__Your instructions__
Copy out every line that contains the word "JSON".
::::::
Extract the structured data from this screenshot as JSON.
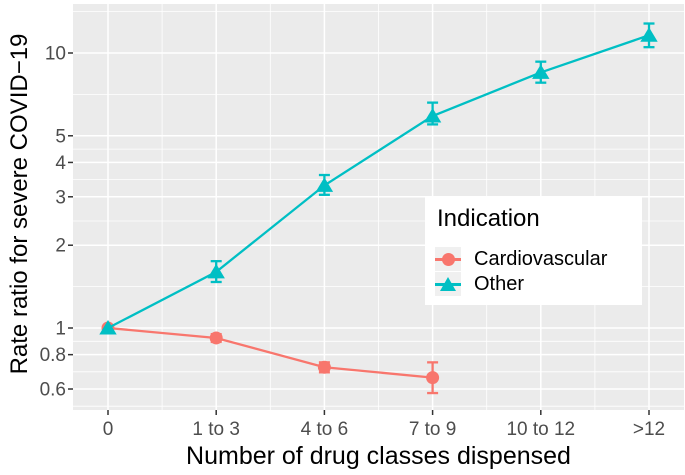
{
  "style": {
    "background": "#FFFFFF",
    "panel_background": "#EBEBEB",
    "gridline_color": "#FFFFFF",
    "tick_color": "#333333",
    "tick_label_color": "#4D4D4D",
    "axis_title_color": "#000000",
    "legend_key_background": "#F0F0F0"
  },
  "chart_data": {
    "type": "line",
    "title": "",
    "xlabel": "Number of drug classes dispensed",
    "ylabel": "Rate ratio for severe COVID−19",
    "x_categories": [
      "0",
      "1 to 3",
      "4 to 6",
      "7 to 9",
      "10 to 12",
      ">12"
    ],
    "y_scale": "log10",
    "y_ticks": [
      0.6,
      0.8,
      1,
      2,
      3,
      4,
      5,
      10
    ],
    "y_tick_labels": [
      "0.6",
      "0.8",
      "1",
      "2",
      "3",
      "4",
      "5",
      "10"
    ],
    "ylim": [
      0.5,
      15
    ],
    "grid": true,
    "legend": {
      "title": "Indication",
      "position": "inside-right"
    },
    "series": [
      {
        "name": "Cardiovascular",
        "color": "#F8766D",
        "marker": "circle",
        "values": [
          1.0,
          0.92,
          0.72,
          0.66,
          null,
          null
        ],
        "ci_low": [
          null,
          0.89,
          0.69,
          0.58,
          null,
          null
        ],
        "ci_high": [
          null,
          0.95,
          0.75,
          0.75,
          null,
          null
        ]
      },
      {
        "name": "Other",
        "color": "#00BFC4",
        "marker": "triangle",
        "values": [
          1.0,
          1.6,
          3.3,
          5.9,
          8.5,
          11.6
        ],
        "ci_low": [
          null,
          1.47,
          3.05,
          5.5,
          7.8,
          10.5
        ],
        "ci_high": [
          null,
          1.75,
          3.6,
          6.6,
          9.3,
          12.8
        ]
      }
    ]
  }
}
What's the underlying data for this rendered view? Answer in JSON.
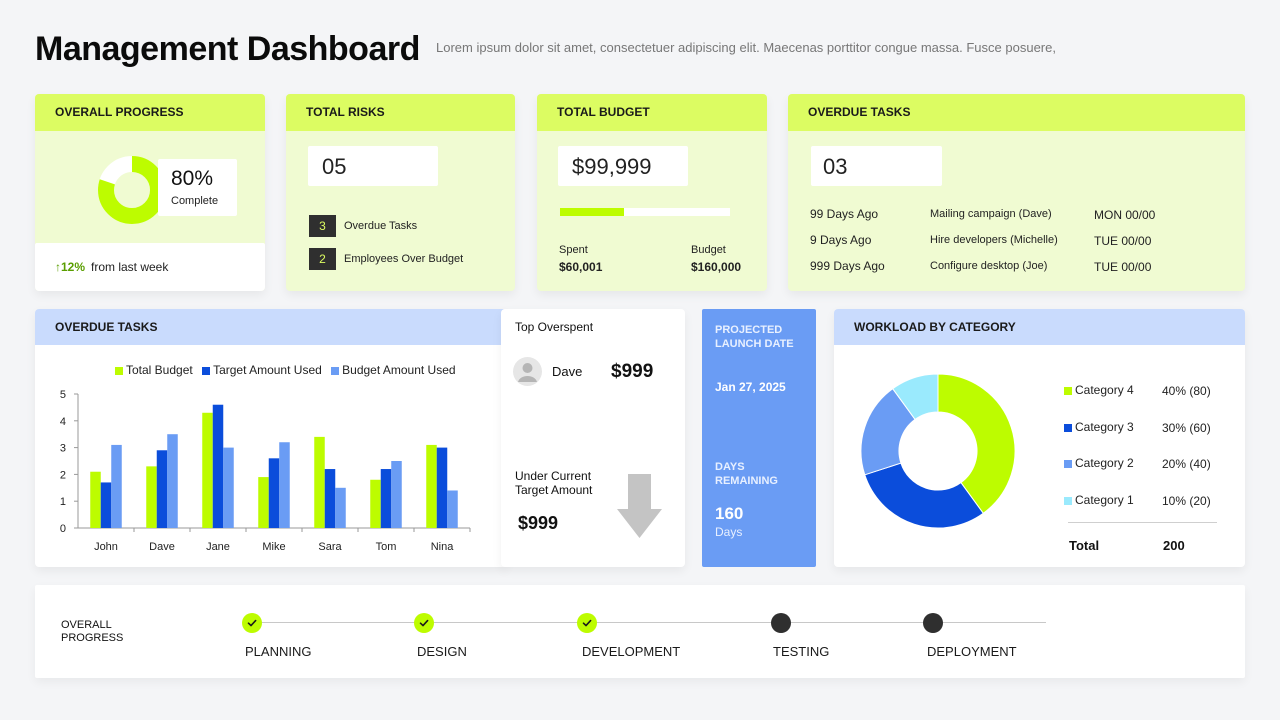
{
  "header": {
    "title": "Management Dashboard",
    "subtitle": "Lorem ipsum dolor sit amet, consectetuer adipiscing elit. Maecenas porttitor congue massa. Fusce posuere,"
  },
  "overall_progress": {
    "label": "OVERALL PROGRESS",
    "percent_text": "80%",
    "percent": 80,
    "complete_label": "Complete",
    "change_text": "↑12%",
    "change_suffix": "from last week"
  },
  "total_risks": {
    "label": "TOTAL RISKS",
    "value": "05",
    "items": [
      {
        "count": "3",
        "label": "Overdue Tasks"
      },
      {
        "count": "2",
        "label": "Employees Over Budget"
      }
    ]
  },
  "total_budget": {
    "label": "TOTAL BUDGET",
    "value": "$99,999",
    "fill_fraction": 0.375,
    "spent_label": "Spent",
    "spent_value": "$60,001",
    "budget_label": "Budget",
    "budget_value": "$160,000"
  },
  "overdue_tasks_top": {
    "label": "OVERDUE TASKS",
    "value": "03",
    "rows": [
      {
        "ago": "99 Days Ago",
        "task": "Mailing campaign (Dave)",
        "date": "MON 00/00"
      },
      {
        "ago": "9 Days Ago",
        "task": "Hire developers (Michelle)",
        "date": "TUE 00/00"
      },
      {
        "ago": "999 Days Ago",
        "task": "Configure desktop (Joe)",
        "date": "TUE 00/00"
      }
    ]
  },
  "overdue_chart_card": {
    "label": "OVERDUE TASKS"
  },
  "chart_data": {
    "type": "bar",
    "categories": [
      "John",
      "Dave",
      "Jane",
      "Mike",
      "Sara",
      "Tom",
      "Nina"
    ],
    "series": [
      {
        "name": "Total Budget",
        "color": "#bdfc00",
        "values": [
          2.1,
          2.3,
          4.3,
          1.9,
          3.4,
          1.8,
          3.1
        ]
      },
      {
        "name": "Target Amount Used",
        "color": "#0b4ddb",
        "values": [
          1.7,
          2.9,
          4.6,
          2.6,
          2.2,
          2.2,
          3.0
        ]
      },
      {
        "name": "Budget Amount Used",
        "color": "#6a9cf4",
        "values": [
          3.1,
          3.5,
          3.0,
          3.2,
          1.5,
          2.5,
          1.4
        ]
      }
    ],
    "yticks": [
      "0",
      "1",
      "2",
      "3",
      "4",
      "5"
    ],
    "ylim": [
      0,
      5
    ],
    "legend": "top"
  },
  "top_overspent": {
    "label": "Top Overspent",
    "name": "Dave",
    "amount": "$999",
    "under_label_1": "Under Current",
    "under_label_2": "Target Amount",
    "under_value": "$999"
  },
  "launch": {
    "label_1": "PROJECTED",
    "label_2": "LAUNCH DATE",
    "date": "Jan 27, 2025",
    "days_label_1": "DAYS",
    "days_label_2": "REMAINING",
    "days_value": "160",
    "days_unit": "Days"
  },
  "workload": {
    "label": "WORKLOAD BY CATEGORY",
    "categories": [
      {
        "name": "Category 4",
        "value": "40% (80)",
        "amount": 80,
        "color": "#bdfc00"
      },
      {
        "name": "Category 3",
        "value": "30% (60)",
        "amount": 60,
        "color": "#0b4ddb"
      },
      {
        "name": "Category 2",
        "value": "20% (40)",
        "amount": 40,
        "color": "#6a9cf4"
      },
      {
        "name": "Category 1",
        "value": "10% (20)",
        "amount": 20,
        "color": "#9aeafd"
      }
    ],
    "total_label": "Total",
    "total_value": "200"
  },
  "timeline": {
    "label_1": "OVERALL",
    "label_2": "PROGRESS",
    "steps": [
      {
        "label": "PLANNING",
        "done": true
      },
      {
        "label": "DESIGN",
        "done": true
      },
      {
        "label": "DEVELOPMENT",
        "done": true
      },
      {
        "label": "TESTING",
        "done": false
      },
      {
        "label": "DEPLOYMENT",
        "done": false
      }
    ]
  },
  "colors": {
    "accent_green": "#dcfc62",
    "bright_green": "#bdfc00",
    "blue_dark": "#0b4ddb",
    "blue_mid": "#6a9cf4",
    "blue_head": "#c9dbfd",
    "launch_blue": "#6a9cf4"
  }
}
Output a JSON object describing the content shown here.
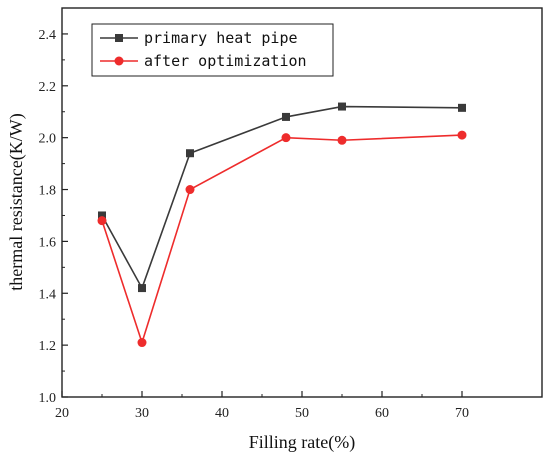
{
  "chart_data": {
    "type": "line",
    "title": "",
    "xlabel": "Filling rate(%)",
    "ylabel": "thermal resistance(K/W)",
    "xlim": [
      20,
      80
    ],
    "ylim": [
      1.0,
      2.5
    ],
    "xticks": [
      20,
      30,
      40,
      50,
      60,
      70
    ],
    "yticks": [
      1.0,
      1.2,
      1.4,
      1.6,
      1.8,
      2.0,
      2.2,
      2.4
    ],
    "grid": false,
    "legend_position": "top-left",
    "series": [
      {
        "name": "primary heat pipe",
        "color": "#3a3a3a",
        "marker": "square",
        "x": [
          25,
          30,
          36,
          48,
          55,
          70
        ],
        "values": [
          1.7,
          1.42,
          1.94,
          2.08,
          2.12,
          2.115
        ]
      },
      {
        "name": "after optimization",
        "color": "#ee2c2c",
        "marker": "circle",
        "x": [
          25,
          30,
          36,
          48,
          55,
          70
        ],
        "values": [
          1.68,
          1.21,
          1.8,
          2.0,
          1.99,
          2.01
        ]
      }
    ]
  }
}
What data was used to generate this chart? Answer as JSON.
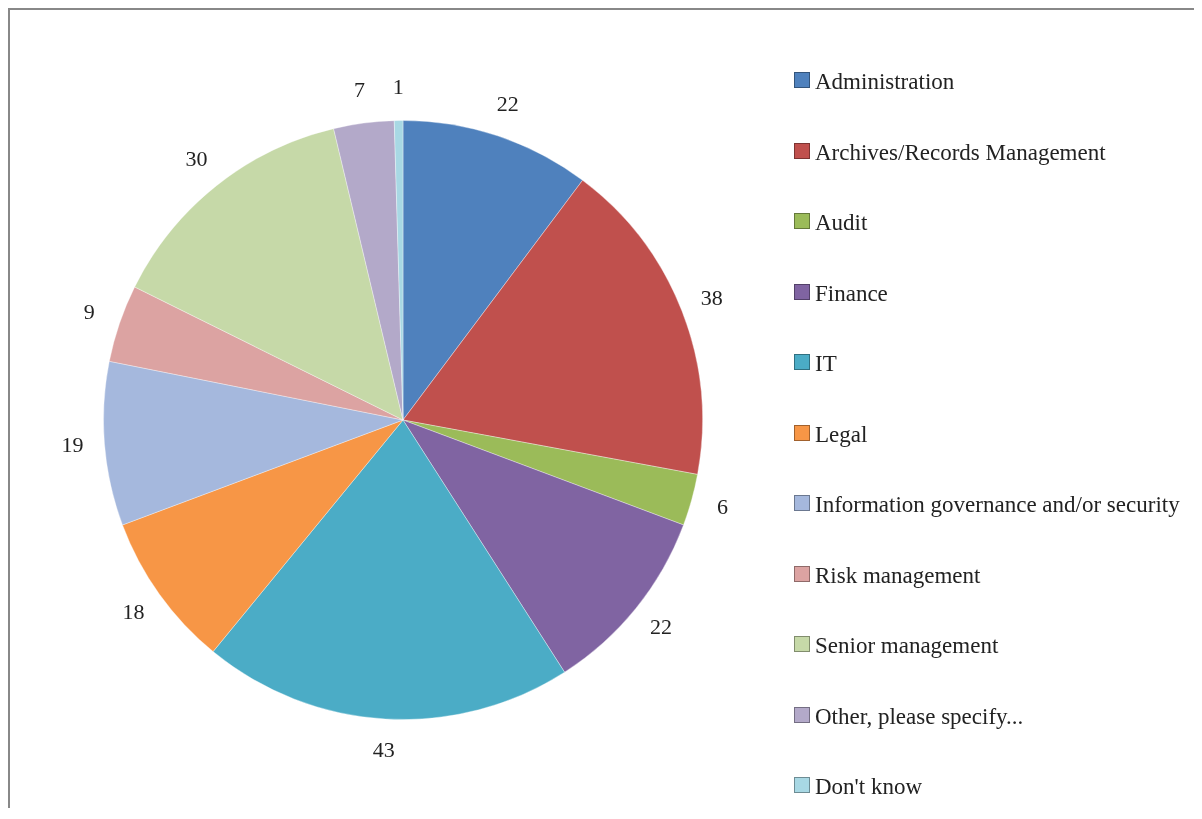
{
  "chart_data": {
    "type": "pie",
    "categories": [
      "Administration",
      "Archives/Records Management",
      "Audit",
      "Finance",
      "IT",
      "Legal",
      "Information governance and/or security",
      "Risk management",
      "Senior management",
      "Other, please specify...",
      "Don't know"
    ],
    "values": [
      22,
      38,
      6,
      22,
      43,
      18,
      19,
      9,
      30,
      7,
      1
    ],
    "colors": [
      "#4f81bd",
      "#c0504d",
      "#9bbb59",
      "#8064a2",
      "#4bacc6",
      "#f79646",
      "#a5b8dd",
      "#dca3a2",
      "#c6d9a8",
      "#b3a9c9",
      "#a8d8e4"
    ],
    "data_labels": true,
    "legend": "right"
  }
}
::::::
__Task output__
Extract the structured data from this screenshot as JSON.
What's the underlying data for this rendered view? Answer in JSON.
Output a JSON object describing the content shown here.
What data was used to generate this chart? Answer as JSON.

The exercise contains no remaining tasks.